** Records to process **
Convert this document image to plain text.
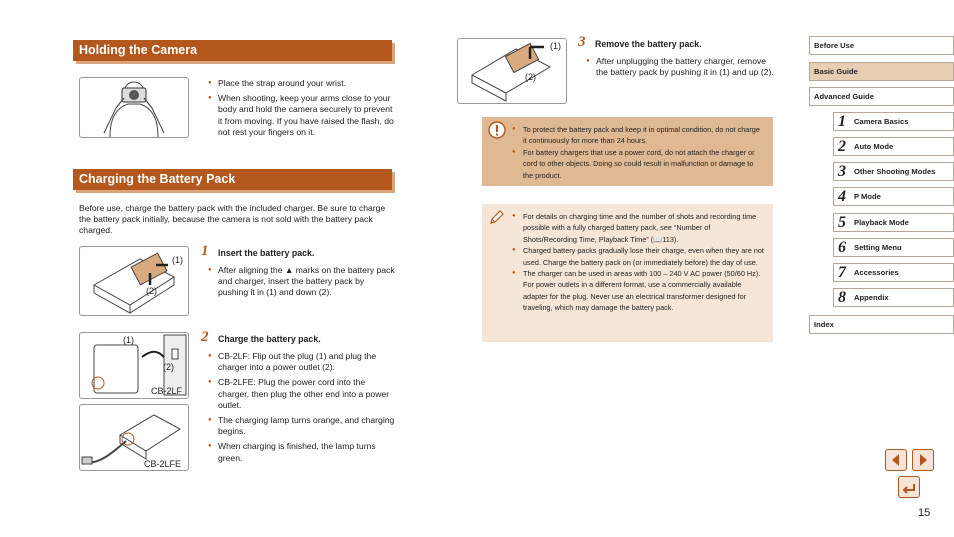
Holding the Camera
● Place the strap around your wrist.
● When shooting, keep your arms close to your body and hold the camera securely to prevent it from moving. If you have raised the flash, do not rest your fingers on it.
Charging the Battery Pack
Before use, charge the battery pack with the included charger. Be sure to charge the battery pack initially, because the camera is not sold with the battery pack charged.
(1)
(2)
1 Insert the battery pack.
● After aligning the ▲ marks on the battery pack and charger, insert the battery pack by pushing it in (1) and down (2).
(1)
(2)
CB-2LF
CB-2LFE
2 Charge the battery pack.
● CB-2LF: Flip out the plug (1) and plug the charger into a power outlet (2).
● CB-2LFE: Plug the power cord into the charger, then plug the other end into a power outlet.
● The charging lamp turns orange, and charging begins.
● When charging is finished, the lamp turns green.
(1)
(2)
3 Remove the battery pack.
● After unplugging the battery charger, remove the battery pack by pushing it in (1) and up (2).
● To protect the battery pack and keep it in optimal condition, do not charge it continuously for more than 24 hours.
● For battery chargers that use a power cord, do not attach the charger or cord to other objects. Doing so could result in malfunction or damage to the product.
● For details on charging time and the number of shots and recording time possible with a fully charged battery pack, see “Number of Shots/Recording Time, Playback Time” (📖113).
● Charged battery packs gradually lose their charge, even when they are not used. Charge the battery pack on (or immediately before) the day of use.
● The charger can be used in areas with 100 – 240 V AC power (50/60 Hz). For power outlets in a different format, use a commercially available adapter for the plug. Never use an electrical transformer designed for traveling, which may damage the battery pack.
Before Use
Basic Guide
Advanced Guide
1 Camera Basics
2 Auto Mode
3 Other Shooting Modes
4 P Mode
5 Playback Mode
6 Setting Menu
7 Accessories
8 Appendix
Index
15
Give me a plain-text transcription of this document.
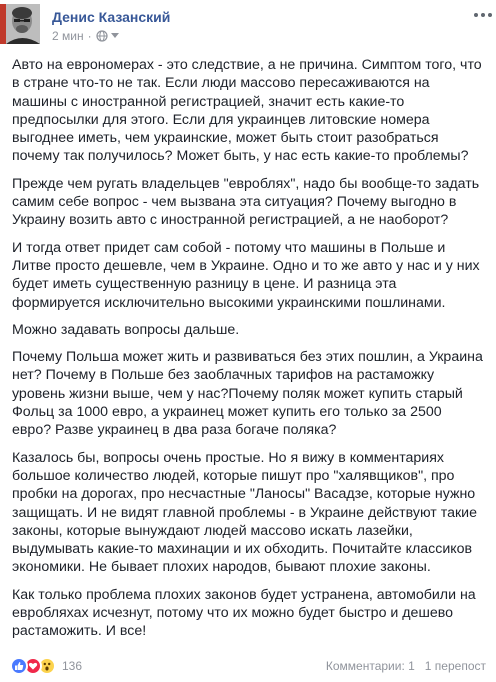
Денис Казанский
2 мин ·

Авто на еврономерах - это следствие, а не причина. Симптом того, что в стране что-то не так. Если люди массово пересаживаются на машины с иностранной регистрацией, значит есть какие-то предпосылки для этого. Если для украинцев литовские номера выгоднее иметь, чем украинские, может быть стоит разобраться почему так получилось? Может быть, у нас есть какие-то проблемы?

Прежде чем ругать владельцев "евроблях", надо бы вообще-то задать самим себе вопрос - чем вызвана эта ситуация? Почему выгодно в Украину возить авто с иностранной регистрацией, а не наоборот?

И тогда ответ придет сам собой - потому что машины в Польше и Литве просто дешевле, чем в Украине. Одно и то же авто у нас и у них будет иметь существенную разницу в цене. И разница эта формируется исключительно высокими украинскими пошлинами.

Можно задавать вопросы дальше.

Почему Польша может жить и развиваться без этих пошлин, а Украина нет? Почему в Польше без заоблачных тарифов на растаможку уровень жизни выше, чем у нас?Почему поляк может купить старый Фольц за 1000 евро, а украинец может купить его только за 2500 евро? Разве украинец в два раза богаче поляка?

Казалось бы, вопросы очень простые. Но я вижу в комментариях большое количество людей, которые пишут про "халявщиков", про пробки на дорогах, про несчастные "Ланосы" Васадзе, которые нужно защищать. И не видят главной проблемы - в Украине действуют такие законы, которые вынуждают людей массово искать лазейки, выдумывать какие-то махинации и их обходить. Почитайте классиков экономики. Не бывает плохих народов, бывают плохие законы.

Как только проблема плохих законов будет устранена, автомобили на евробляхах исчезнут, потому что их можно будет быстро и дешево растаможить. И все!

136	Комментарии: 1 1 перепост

** Task requirements **
State the count of lines above containing the string "иметь", and add nothing to it.

** Reply to the task **
2